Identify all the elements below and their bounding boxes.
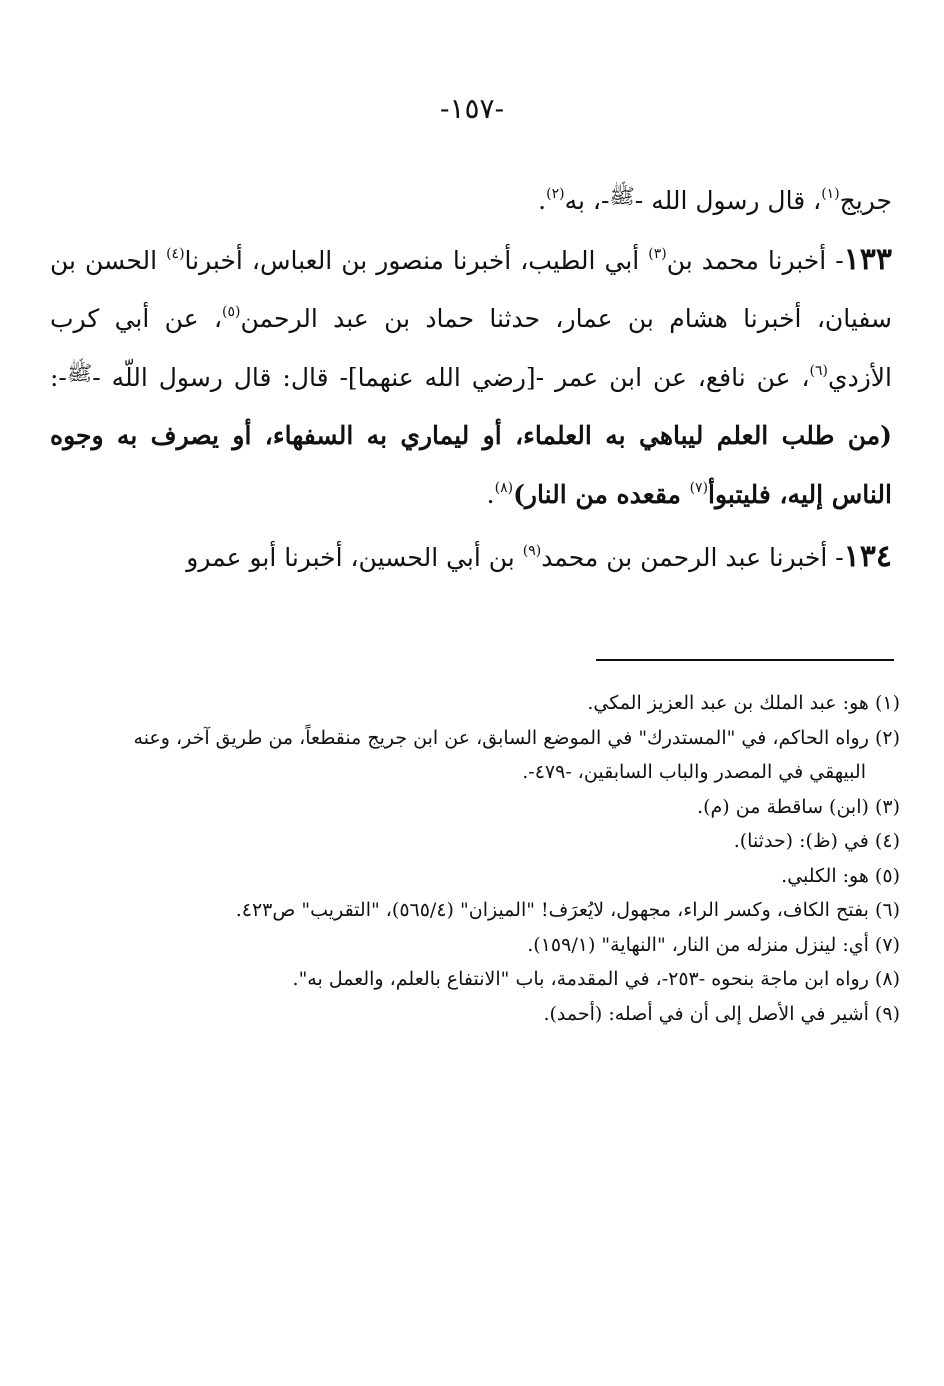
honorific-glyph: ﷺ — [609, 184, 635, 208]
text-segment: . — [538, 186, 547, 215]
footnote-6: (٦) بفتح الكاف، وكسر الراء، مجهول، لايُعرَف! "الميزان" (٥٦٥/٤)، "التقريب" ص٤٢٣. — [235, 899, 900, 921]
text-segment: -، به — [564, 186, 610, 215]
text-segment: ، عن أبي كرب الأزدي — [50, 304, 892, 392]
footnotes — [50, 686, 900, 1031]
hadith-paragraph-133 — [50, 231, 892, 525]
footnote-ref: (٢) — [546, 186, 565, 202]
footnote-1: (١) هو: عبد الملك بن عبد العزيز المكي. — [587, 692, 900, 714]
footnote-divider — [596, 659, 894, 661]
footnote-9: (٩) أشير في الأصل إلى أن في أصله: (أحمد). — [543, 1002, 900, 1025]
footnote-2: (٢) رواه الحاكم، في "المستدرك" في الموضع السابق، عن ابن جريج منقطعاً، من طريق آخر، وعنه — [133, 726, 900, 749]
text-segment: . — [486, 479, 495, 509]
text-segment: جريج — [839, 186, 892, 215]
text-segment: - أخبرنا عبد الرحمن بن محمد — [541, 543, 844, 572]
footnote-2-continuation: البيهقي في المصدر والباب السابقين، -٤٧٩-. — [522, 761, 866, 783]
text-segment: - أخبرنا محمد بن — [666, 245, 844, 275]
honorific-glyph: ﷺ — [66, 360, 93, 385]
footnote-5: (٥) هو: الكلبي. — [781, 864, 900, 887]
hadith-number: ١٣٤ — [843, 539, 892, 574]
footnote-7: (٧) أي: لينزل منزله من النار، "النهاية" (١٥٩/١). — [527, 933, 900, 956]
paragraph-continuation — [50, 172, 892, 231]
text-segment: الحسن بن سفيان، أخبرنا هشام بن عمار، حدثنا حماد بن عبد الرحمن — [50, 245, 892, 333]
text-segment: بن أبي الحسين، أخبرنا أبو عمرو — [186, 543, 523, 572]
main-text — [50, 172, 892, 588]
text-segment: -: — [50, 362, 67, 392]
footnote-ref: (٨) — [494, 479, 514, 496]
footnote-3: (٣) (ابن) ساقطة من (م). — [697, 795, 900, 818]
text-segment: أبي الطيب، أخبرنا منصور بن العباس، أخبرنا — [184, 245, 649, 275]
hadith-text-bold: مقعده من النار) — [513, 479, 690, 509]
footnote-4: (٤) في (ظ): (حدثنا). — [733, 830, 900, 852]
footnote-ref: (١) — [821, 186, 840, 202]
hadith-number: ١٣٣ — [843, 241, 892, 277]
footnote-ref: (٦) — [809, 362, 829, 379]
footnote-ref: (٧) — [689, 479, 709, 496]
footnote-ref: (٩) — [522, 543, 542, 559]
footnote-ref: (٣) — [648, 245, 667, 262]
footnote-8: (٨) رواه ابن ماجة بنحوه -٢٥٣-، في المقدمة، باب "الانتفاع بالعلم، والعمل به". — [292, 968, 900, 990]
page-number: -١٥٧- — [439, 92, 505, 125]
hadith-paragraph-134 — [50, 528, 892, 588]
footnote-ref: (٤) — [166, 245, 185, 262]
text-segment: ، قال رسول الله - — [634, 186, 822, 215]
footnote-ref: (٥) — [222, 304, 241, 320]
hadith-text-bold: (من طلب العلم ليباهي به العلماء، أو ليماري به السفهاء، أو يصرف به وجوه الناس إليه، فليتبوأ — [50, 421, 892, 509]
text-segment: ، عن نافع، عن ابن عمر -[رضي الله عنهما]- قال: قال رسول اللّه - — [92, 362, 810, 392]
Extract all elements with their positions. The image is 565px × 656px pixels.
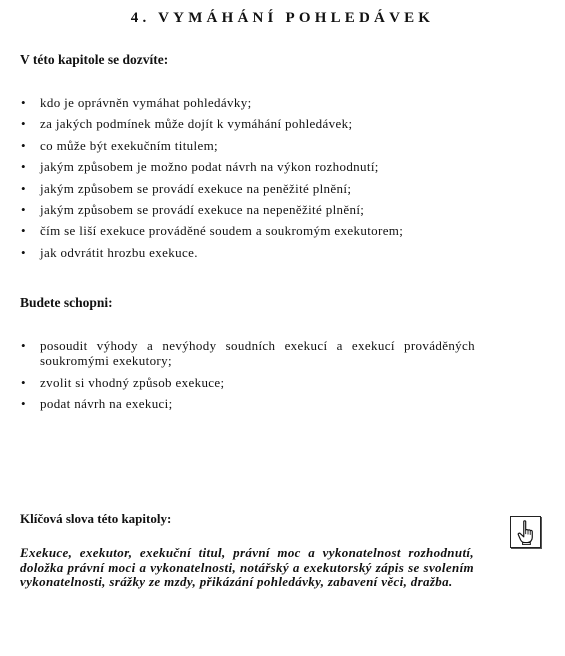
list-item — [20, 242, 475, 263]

= = = = =

## TASK BRIEF
Copy out the lines between the one holding "honorific-glyph: ﷺ — [609, 184, 635, 208]" and the one holding "footnote-9: (٩) أشير", inclusive, keeping every character unchanged.

## SOLUTION TO THE EXERCISE
honorific-glyph: ﷺ — [609, 184, 635, 208]
text-segment: . — [538, 186, 547, 215]
footnote-6: (٦) بفتح الكاف، وكسر الراء، مجهول، لايُعرَف! "الميزان" (٥٦٥/٤)، "التقريب" ص٤٢٣. — [235, 899, 900, 921]
text-segment: -، به — [564, 186, 610, 215]
text-segment: ، عن أبي كرب الأزدي — [50, 304, 892, 392]
footnotes — [50, 686, 900, 1031]
hadith-paragraph-133 — [50, 231, 892, 525]
footnote-ref: (٢) — [546, 186, 565, 202]
footnote-1: (١) هو: عبد الملك بن عبد العزيز المكي. — [587, 692, 900, 714]
footnote-divider — [596, 659, 894, 661]
footnote-9: (٩) أشير في الأصل إلى أن في أصله: (أحمد). — [543, 1002, 900, 1025]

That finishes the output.